THE TASK:
Repeat, exactly and in full, the lines of the listing below, but without any pictures.
------------------------------------------------------------------------
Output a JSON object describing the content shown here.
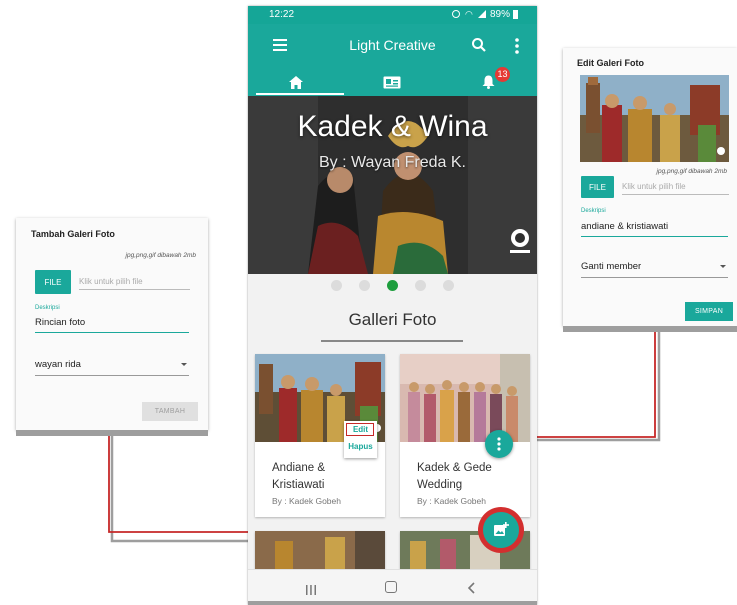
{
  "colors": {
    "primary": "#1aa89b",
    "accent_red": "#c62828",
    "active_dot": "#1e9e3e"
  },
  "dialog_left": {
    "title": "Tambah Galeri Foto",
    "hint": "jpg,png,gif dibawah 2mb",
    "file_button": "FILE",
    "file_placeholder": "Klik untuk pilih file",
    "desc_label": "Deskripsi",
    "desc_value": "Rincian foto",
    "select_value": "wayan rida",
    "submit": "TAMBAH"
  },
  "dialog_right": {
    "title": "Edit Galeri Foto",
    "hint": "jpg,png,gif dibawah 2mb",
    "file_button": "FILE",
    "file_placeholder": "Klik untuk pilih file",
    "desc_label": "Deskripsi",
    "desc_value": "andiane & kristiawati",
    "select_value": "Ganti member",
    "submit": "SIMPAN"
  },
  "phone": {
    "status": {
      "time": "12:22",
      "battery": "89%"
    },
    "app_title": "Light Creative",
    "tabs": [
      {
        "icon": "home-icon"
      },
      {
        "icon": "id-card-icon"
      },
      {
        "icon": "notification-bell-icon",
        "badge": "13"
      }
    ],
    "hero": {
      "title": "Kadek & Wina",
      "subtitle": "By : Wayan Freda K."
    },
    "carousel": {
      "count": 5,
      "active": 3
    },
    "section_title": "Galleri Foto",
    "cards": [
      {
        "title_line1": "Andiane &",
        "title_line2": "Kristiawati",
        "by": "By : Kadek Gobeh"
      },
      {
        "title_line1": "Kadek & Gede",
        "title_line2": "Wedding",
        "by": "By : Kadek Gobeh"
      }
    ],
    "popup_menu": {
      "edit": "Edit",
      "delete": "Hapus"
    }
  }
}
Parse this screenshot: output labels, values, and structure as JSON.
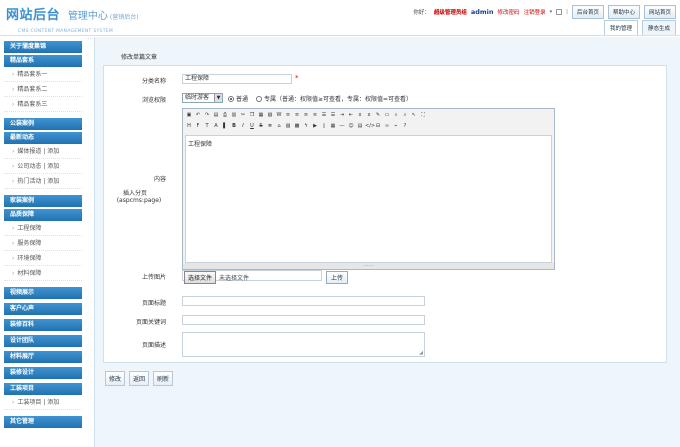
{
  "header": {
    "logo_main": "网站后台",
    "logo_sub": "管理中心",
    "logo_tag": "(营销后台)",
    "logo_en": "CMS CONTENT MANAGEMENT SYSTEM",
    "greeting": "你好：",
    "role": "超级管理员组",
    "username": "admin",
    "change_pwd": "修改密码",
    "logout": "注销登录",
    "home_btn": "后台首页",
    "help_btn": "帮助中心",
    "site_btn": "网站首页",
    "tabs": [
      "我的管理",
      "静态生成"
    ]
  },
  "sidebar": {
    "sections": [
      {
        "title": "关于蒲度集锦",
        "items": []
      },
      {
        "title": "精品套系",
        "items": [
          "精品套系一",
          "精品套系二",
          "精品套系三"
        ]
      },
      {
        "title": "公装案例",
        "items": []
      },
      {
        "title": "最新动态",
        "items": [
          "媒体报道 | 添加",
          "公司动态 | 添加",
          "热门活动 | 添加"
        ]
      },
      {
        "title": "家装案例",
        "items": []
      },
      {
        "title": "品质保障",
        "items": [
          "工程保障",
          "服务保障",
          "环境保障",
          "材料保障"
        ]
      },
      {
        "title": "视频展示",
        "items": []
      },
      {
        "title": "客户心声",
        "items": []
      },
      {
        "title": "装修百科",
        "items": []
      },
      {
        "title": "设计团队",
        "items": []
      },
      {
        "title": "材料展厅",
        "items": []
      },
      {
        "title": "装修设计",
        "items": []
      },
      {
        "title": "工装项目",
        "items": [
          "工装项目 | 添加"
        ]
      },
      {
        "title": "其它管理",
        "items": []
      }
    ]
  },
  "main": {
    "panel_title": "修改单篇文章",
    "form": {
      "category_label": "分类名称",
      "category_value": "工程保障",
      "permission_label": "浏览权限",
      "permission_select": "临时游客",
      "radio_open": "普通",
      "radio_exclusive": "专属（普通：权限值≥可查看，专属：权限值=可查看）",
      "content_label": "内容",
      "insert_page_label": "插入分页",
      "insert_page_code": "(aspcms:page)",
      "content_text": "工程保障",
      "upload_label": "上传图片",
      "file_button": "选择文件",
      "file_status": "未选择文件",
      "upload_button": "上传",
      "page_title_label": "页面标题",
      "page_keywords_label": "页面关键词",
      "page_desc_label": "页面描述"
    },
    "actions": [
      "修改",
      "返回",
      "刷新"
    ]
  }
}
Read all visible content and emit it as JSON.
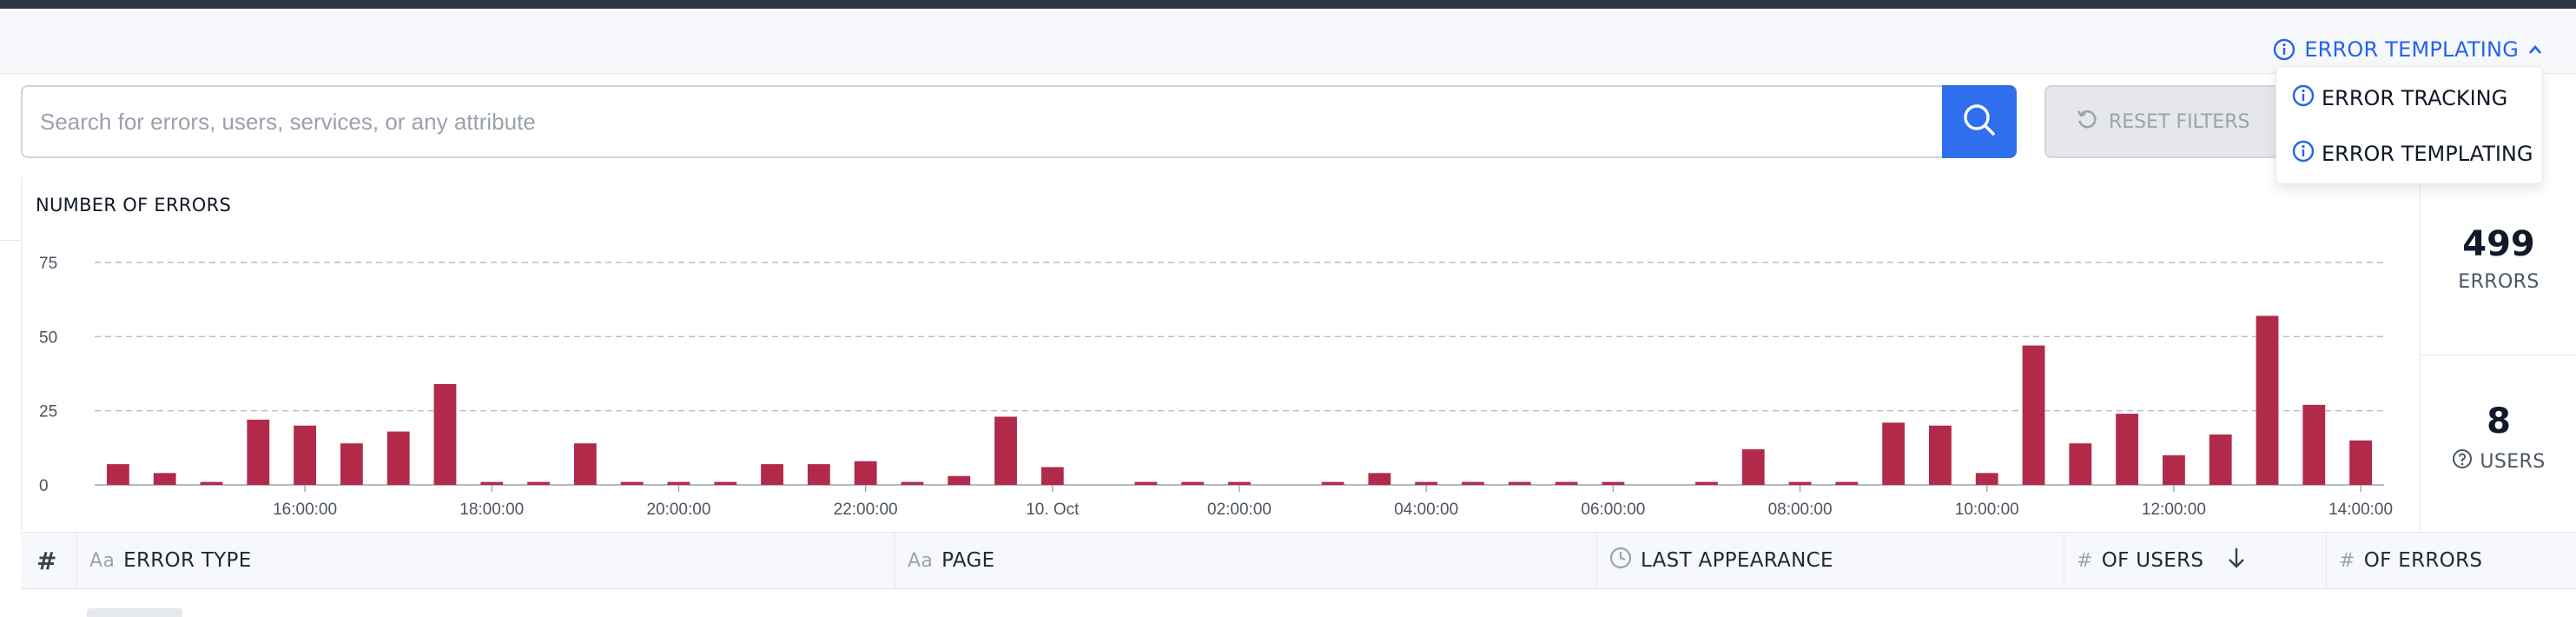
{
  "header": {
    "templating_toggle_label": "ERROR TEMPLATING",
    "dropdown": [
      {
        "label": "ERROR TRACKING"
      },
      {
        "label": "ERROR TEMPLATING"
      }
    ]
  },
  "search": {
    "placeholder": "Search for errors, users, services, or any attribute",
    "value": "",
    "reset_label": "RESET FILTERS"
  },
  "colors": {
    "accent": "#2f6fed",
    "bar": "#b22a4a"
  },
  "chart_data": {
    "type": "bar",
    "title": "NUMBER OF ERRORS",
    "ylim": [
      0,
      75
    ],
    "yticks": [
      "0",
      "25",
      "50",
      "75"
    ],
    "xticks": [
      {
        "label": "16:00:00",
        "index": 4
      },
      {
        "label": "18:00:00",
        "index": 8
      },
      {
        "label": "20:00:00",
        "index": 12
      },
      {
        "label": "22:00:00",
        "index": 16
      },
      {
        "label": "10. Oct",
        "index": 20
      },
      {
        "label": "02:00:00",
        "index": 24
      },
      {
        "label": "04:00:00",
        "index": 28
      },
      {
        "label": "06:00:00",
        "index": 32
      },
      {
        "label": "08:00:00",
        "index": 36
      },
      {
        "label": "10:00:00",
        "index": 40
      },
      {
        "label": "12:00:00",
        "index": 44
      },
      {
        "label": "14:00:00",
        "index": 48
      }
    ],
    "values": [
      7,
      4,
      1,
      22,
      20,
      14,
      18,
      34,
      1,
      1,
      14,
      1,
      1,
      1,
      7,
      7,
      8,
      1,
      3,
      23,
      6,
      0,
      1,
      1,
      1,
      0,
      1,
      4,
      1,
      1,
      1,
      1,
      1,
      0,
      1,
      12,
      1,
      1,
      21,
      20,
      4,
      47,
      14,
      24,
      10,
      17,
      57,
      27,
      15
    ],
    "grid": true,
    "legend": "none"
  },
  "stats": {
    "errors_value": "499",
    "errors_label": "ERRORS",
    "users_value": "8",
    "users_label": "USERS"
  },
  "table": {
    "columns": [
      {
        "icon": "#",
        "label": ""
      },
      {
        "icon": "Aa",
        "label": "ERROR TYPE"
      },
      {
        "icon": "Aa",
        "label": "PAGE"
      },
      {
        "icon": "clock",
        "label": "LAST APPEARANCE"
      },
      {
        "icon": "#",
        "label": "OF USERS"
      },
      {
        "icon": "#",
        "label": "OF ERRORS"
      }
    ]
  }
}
------------------------------------------------------------------------
REPLY:
Output a JSON object describing the content shown here.
{
  "colors": {
    "primary": "#1aa89b",
    "accent_red": "#c62828",
    "active_dot": "#1e9e3e"
  },
  "dialog_left": {
    "title": "Tambah Galeri Foto",
    "hint": "jpg,png,gif dibawah 2mb",
    "file_button": "FILE",
    "file_placeholder": "Klik untuk pilih file",
    "desc_label": "Deskripsi",
    "desc_value": "Rincian foto",
    "select_value": "wayan rida",
    "submit": "TAMBAH"
  },
  "dialog_right": {
    "title": "Edit Galeri Foto",
    "hint": "jpg,png,gif dibawah 2mb",
    "file_button": "FILE",
    "file_placeholder": "Klik untuk pilih file",
    "desc_label": "Deskripsi",
    "desc_value": "andiane & kristiawati",
    "select_value": "Ganti member",
    "submit": "SIMPAN"
  },
  "phone": {
    "status": {
      "time": "12:22",
      "battery": "89%"
    },
    "app_title": "Light Creative",
    "tabs": [
      {
        "icon": "home-icon"
      },
      {
        "icon": "id-card-icon"
      },
      {
        "icon": "notification-bell-icon",
        "badge": "13"
      }
    ],
    "hero": {
      "title": "Kadek & Wina",
      "subtitle": "By : Wayan Freda K."
    },
    "carousel": {
      "count": 5,
      "active": 3
    },
    "section_title": "Galleri Foto",
    "cards": [
      {
        "title_line1": "Andiane &",
        "title_line2": "Kristiawati",
        "by": "By : Kadek Gobeh"
      },
      {
        "title_line1": "Kadek & Gede",
        "title_line2": "Wedding",
        "by": "By : Kadek Gobeh"
      }
    ],
    "popup_menu": {
      "edit": "Edit",
      "delete": "Hapus"
    }
  }
}
Parse this screenshot: output labels, values, and structure as JSON.
{
  "header": {
    "logo_main": "网站后台",
    "logo_sub": "管理中心",
    "logo_tag": "(营销后台)",
    "logo_en": "CMS CONTENT MANAGEMENT SYSTEM",
    "greeting": "你好：",
    "role": "超级管理员组",
    "username": "admin",
    "change_pwd": "修改密码",
    "logout": "注销登录",
    "home_btn": "后台首页",
    "help_btn": "帮助中心",
    "site_btn": "网站首页",
    "tabs": [
      "我的管理",
      "静态生成"
    ]
  },
  "sidebar": {
    "sections": [
      {
        "title": "关于蒲度集锦",
        "items": []
      },
      {
        "title": "精品套系",
        "items": [
          "精品套系一",
          "精品套系二",
          "精品套系三"
        ]
      },
      {
        "title": "公装案例",
        "items": []
      },
      {
        "title": "最新动态",
        "items": [
          "媒体报道 | 添加",
          "公司动态 | 添加",
          "热门活动 | 添加"
        ]
      },
      {
        "title": "家装案例",
        "items": []
      },
      {
        "title": "品质保障",
        "items": [
          "工程保障",
          "服务保障",
          "环境保障",
          "材料保障"
        ]
      },
      {
        "title": "视频展示",
        "items": []
      },
      {
        "title": "客户心声",
        "items": []
      },
      {
        "title": "装修百科",
        "items": []
      },
      {
        "title": "设计团队",
        "items": []
      },
      {
        "title": "材料展厅",
        "items": []
      },
      {
        "title": "装修设计",
        "items": []
      },
      {
        "title": "工装项目",
        "items": [
          "工装项目 | 添加"
        ]
      },
      {
        "title": "其它管理",
        "items": []
      }
    ]
  },
  "main": {
    "panel_title": "修改单篇文章",
    "form": {
      "category_label": "分类名称",
      "category_value": "工程保障",
      "permission_label": "浏览权限",
      "permission_select": "临时游客",
      "radio_open": "普通",
      "radio_exclusive": "专属（普通：权限值≥可查看，专属：权限值=可查看）",
      "content_label": "内容",
      "insert_page_label": "插入分页",
      "insert_page_code": "(aspcms:page)",
      "content_text": "工程保障",
      "upload_label": "上传图片",
      "file_button": "选择文件",
      "file_status": "未选择文件",
      "upload_button": "上传",
      "page_title_label": "页面标题",
      "page_keywords_label": "页面关键词",
      "page_desc_label": "页面描述"
    },
    "actions": [
      "修改",
      "返回",
      "刷新"
    ]
  }
}
Read all visible content and emit it as JSON.
{
  "header": {
    "templating_toggle_label": "ERROR TEMPLATING",
    "dropdown": [
      {
        "label": "ERROR TRACKING"
      },
      {
        "label": "ERROR TEMPLATING"
      }
    ]
  },
  "search": {
    "placeholder": "Search for errors, users, services, or any attribute",
    "value": "",
    "reset_label": "RESET FILTERS"
  },
  "colors": {
    "accent": "#2f6fed",
    "bar": "#b22a4a"
  },
  "chart_data": {
    "type": "bar",
    "title": "NUMBER OF ERRORS",
    "ylim": [
      0,
      75
    ],
    "yticks": [
      "0",
      "25",
      "50",
      "75"
    ],
    "xticks": [
      {
        "label": "16:00:00",
        "index": 4
      },
      {
        "label": "18:00:00",
        "index": 8
      },
      {
        "label": "20:00:00",
        "index": 12
      },
      {
        "label": "22:00:00",
        "index": 16
      },
      {
        "label": "10. Oct",
        "index": 20
      },
      {
        "label": "02:00:00",
        "index": 24
      },
      {
        "label": "04:00:00",
        "index": 28
      },
      {
        "label": "06:00:00",
        "index": 32
      },
      {
        "label": "08:00:00",
        "index": 36
      },
      {
        "label": "10:00:00",
        "index": 40
      },
      {
        "label": "12:00:00",
        "index": 44
      },
      {
        "label": "14:00:00",
        "index": 48
      }
    ],
    "values": [
      7,
      4,
      1,
      22,
      20,
      14,
      18,
      34,
      1,
      1,
      14,
      1,
      1,
      1,
      7,
      7,
      8,
      1,
      3,
      23,
      6,
      0,
      1,
      1,
      1,
      0,
      1,
      4,
      1,
      1,
      1,
      1,
      1,
      0,
      1,
      12,
      1,
      1,
      21,
      20,
      4,
      47,
      14,
      24,
      10,
      17,
      57,
      27,
      15
    ],
    "grid": true,
    "legend": "none"
  },
  "stats": {
    "errors_value": "499",
    "errors_label": "ERRORS",
    "users_value": "8",
    "users_label": "USERS"
  },
  "table": {
    "columns": [
      {
        "icon": "#",
        "label": ""
      },
      {
        "icon": "Aa",
        "label": "ERROR TYPE"
      },
      {
        "icon": "Aa",
        "label": "PAGE"
      },
      {
        "icon": "clock",
        "label": "LAST APPEARANCE"
      },
      {
        "icon": "#",
        "label": "OF USERS"
      },
      {
        "icon": "#",
        "label": "OF ERRORS"
      }
    ]
  }
}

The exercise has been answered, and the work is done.